Given records:
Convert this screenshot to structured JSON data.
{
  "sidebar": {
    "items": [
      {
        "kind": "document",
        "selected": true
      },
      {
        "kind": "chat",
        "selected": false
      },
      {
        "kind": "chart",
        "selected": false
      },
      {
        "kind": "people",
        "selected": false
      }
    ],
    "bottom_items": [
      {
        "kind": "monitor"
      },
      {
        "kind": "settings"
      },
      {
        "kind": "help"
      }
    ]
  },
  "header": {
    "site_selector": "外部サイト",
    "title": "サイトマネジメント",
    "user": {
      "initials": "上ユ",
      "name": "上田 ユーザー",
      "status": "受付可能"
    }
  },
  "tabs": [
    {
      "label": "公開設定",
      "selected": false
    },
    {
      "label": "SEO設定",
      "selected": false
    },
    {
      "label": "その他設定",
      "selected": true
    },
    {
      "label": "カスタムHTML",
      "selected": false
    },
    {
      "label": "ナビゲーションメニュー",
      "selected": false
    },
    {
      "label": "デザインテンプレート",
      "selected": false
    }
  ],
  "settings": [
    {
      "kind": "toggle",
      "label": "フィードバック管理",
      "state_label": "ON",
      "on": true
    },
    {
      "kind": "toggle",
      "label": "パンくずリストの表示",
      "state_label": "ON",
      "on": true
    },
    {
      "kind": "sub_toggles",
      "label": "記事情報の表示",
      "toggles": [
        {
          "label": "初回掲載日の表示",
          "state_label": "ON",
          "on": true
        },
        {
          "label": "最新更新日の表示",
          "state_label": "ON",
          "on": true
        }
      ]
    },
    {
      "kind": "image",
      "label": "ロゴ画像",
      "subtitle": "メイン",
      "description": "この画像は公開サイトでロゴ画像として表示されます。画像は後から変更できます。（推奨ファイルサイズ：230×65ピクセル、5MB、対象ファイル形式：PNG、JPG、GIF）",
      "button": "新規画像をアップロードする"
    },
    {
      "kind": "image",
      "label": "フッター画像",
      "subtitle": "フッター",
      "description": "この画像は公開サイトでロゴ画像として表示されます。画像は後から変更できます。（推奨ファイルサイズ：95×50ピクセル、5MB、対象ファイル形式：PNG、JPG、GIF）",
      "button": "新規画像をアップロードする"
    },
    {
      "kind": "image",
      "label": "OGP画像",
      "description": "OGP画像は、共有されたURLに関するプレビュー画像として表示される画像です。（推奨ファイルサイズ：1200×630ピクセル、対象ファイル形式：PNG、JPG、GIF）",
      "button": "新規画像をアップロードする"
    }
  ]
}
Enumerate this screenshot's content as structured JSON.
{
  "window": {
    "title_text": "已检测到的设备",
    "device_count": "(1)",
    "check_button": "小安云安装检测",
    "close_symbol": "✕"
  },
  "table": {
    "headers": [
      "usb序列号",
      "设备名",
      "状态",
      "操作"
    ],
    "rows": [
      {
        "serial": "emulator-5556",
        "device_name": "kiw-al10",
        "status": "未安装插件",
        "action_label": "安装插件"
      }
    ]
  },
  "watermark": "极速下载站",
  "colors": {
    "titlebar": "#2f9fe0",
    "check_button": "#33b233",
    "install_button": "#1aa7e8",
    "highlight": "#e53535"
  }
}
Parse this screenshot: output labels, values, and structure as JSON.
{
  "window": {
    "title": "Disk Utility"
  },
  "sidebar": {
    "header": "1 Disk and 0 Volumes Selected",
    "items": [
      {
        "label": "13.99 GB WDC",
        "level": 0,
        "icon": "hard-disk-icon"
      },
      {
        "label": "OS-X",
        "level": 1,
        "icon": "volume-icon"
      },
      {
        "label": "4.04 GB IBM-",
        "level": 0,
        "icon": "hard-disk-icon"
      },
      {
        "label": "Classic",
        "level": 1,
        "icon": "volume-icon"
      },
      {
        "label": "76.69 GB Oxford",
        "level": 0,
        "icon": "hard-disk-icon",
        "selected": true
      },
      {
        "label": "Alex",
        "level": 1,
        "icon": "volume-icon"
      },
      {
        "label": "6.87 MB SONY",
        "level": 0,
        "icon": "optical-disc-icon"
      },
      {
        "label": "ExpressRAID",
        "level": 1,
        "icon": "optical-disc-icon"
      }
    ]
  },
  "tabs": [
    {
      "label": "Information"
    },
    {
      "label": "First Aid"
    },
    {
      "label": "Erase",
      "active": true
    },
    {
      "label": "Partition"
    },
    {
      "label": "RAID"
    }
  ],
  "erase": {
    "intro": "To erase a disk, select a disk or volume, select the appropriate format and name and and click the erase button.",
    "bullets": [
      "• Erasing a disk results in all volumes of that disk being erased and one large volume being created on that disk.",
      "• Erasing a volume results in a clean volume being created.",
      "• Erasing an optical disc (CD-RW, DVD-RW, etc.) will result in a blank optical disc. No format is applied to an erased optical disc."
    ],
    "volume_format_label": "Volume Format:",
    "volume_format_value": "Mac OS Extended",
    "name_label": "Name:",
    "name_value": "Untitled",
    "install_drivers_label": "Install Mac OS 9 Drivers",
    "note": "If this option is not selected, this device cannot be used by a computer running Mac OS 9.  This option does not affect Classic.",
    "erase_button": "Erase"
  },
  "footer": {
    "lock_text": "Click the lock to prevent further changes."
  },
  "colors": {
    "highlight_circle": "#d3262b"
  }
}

Exercise: Select the lines in this material that hold the word "Erasing", leaving none out.

Output for this task:
      "• Erasing a disk results in all volumes of that disk being erased and one large volume being created on that disk.",
      "• Erasing a volume results in a clean volume being created.",
      "• Erasing an optical disc (CD-RW, DVD-RW, etc.) will result in a blank optical disc. No format is applied to an erased optical disc."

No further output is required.